Written request >> Read through the records below and copy each line that uses the word "JSON".

── Data for this exercise ──

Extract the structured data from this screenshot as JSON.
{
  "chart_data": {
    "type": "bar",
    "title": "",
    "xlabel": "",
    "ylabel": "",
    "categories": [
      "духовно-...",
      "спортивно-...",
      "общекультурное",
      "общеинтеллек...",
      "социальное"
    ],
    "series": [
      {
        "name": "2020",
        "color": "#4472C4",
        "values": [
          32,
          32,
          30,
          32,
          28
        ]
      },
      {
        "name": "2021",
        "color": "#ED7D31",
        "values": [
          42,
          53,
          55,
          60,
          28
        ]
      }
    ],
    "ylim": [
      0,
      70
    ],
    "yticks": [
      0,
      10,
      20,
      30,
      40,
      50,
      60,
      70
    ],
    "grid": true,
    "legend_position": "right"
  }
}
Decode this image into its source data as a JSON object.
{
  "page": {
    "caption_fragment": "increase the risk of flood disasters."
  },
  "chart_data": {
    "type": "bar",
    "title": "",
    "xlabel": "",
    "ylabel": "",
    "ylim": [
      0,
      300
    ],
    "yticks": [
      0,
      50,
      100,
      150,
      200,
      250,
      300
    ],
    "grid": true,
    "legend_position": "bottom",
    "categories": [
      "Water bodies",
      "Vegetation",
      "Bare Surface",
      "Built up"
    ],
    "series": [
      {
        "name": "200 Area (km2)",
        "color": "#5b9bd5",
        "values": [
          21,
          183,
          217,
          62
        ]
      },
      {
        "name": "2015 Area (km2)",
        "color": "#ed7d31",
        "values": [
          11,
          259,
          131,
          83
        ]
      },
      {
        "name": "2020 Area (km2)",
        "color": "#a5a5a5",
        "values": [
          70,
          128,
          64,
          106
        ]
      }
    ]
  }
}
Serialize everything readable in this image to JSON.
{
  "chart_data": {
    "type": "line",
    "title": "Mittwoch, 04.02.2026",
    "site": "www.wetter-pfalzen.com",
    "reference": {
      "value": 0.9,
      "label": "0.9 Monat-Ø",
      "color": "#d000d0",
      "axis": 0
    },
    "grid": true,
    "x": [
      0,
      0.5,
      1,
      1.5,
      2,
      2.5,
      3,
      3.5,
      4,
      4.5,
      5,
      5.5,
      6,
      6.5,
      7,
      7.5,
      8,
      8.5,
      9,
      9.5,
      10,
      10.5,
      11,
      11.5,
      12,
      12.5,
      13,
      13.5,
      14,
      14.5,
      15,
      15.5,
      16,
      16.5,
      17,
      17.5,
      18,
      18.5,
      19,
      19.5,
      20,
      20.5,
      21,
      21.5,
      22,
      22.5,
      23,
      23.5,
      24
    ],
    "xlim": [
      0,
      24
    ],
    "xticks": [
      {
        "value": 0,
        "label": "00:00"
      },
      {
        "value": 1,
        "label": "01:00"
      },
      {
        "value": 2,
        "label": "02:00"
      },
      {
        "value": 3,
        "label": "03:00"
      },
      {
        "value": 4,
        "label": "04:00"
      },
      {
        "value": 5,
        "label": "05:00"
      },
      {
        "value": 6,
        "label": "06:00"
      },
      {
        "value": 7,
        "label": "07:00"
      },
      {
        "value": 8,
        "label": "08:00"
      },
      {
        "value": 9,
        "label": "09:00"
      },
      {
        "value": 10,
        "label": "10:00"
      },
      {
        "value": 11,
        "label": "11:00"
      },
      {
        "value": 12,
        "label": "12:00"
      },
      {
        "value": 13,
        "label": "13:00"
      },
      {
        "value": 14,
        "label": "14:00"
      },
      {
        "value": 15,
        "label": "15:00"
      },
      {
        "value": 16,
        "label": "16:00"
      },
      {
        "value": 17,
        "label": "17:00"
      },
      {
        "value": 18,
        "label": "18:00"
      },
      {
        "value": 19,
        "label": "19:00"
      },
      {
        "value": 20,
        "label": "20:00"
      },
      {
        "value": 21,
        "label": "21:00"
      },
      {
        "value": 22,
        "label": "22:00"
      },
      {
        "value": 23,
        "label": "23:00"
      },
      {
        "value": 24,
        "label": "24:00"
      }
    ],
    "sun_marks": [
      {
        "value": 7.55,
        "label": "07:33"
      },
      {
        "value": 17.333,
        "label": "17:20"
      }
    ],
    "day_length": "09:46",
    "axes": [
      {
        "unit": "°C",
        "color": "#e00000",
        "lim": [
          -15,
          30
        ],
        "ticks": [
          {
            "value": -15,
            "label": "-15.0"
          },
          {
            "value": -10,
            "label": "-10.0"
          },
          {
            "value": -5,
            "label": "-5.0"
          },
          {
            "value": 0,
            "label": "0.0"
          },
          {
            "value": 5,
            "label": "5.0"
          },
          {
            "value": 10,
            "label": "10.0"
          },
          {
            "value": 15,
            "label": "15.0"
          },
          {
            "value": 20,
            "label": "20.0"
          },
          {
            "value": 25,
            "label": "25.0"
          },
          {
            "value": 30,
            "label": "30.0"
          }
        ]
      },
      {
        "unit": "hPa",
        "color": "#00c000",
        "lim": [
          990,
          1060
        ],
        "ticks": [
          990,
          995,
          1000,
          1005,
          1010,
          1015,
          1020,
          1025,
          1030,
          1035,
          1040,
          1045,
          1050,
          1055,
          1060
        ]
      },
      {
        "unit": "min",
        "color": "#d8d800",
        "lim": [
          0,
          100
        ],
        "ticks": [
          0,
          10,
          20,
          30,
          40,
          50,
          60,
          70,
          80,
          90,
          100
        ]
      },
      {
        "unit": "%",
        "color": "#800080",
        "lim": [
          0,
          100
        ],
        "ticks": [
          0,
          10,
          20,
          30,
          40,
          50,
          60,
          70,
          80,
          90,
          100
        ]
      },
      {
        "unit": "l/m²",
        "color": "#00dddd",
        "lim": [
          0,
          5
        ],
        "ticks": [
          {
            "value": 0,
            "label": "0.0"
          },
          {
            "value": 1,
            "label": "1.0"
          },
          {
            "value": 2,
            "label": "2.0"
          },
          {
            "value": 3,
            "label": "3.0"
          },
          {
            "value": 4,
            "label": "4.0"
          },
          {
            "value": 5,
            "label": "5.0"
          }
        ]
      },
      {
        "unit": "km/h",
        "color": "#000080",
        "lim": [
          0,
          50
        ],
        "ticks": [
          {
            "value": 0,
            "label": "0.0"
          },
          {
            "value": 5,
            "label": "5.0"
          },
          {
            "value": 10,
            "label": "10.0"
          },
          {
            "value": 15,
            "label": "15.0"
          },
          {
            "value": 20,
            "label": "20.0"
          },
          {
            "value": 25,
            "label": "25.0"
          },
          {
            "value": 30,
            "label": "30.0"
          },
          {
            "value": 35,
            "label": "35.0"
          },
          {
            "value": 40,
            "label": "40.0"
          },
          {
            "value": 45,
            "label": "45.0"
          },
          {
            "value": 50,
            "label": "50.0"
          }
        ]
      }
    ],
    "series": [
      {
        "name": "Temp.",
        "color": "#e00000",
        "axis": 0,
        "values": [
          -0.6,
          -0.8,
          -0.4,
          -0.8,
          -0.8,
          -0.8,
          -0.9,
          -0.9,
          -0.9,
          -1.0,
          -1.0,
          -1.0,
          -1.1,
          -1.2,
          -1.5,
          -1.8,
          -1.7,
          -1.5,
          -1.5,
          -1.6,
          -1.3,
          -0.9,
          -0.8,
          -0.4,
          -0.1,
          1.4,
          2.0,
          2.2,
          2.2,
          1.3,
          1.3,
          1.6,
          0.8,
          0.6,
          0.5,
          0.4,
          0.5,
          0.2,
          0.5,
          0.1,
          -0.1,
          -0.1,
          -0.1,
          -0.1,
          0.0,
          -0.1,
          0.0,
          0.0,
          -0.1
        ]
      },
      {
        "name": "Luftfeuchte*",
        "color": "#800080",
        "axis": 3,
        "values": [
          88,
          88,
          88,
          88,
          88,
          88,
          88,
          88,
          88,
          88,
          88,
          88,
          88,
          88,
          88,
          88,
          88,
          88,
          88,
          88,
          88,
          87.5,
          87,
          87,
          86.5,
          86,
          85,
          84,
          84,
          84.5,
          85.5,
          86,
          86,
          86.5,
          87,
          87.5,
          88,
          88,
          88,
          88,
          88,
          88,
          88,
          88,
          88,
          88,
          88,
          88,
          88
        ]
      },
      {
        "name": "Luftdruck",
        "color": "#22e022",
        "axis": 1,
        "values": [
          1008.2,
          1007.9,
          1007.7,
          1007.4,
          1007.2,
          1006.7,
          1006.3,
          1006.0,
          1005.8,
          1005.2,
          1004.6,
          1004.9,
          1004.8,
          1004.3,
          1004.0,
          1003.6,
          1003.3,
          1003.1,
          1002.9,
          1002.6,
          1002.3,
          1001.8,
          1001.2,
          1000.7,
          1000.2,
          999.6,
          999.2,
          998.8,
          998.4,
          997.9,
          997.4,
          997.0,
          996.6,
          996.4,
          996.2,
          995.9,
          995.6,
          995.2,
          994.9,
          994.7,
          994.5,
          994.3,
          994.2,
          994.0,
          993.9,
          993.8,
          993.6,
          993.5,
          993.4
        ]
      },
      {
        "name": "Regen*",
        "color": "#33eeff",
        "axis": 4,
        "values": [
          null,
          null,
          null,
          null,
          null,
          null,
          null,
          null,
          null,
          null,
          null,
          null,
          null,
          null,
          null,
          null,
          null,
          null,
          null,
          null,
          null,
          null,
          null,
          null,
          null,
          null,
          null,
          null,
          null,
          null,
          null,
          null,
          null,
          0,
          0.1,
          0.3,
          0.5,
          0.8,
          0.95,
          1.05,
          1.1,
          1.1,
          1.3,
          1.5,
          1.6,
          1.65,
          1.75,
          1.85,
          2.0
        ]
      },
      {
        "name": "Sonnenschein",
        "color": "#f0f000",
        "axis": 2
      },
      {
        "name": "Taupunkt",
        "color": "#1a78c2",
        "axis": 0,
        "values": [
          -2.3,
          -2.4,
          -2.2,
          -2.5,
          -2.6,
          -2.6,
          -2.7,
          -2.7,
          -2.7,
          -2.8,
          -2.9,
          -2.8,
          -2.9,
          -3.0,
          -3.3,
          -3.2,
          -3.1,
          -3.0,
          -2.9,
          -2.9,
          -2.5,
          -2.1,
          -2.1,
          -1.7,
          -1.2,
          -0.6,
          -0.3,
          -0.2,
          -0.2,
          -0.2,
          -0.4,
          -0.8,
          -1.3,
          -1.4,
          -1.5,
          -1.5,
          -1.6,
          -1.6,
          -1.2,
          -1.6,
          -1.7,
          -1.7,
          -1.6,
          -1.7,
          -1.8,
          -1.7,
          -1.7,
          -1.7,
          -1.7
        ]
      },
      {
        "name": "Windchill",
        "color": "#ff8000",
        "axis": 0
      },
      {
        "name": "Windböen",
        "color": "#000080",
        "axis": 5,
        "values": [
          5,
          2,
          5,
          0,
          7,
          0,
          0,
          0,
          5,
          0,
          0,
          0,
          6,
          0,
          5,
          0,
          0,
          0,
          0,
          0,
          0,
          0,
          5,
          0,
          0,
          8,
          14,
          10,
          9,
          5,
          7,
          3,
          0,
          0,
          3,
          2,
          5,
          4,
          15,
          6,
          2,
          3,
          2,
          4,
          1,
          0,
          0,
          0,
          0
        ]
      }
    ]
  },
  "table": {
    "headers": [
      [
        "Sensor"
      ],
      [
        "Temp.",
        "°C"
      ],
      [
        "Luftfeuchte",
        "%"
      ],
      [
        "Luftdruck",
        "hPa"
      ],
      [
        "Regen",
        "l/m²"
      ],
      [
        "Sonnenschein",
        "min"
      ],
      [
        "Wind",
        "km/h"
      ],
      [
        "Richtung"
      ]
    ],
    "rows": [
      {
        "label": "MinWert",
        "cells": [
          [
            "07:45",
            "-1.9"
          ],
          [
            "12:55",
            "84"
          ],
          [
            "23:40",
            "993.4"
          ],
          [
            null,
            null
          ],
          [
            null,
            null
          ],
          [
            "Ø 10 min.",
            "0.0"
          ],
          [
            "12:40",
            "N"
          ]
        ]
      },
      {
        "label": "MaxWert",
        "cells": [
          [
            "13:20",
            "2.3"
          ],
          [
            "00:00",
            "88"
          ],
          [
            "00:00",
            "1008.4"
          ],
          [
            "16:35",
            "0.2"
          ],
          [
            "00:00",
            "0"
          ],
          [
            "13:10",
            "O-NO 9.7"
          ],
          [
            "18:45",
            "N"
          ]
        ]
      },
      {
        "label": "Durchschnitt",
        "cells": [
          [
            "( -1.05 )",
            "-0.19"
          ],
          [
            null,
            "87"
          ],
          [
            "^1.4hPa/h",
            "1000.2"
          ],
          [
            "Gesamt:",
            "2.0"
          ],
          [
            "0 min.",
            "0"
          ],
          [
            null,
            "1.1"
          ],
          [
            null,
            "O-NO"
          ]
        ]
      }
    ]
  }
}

───

Answer >>
Extract the structured data from this screenshot as JSON.
Decode this image into its source data as a JSON object.
Serialize everything readable in this image to JSON.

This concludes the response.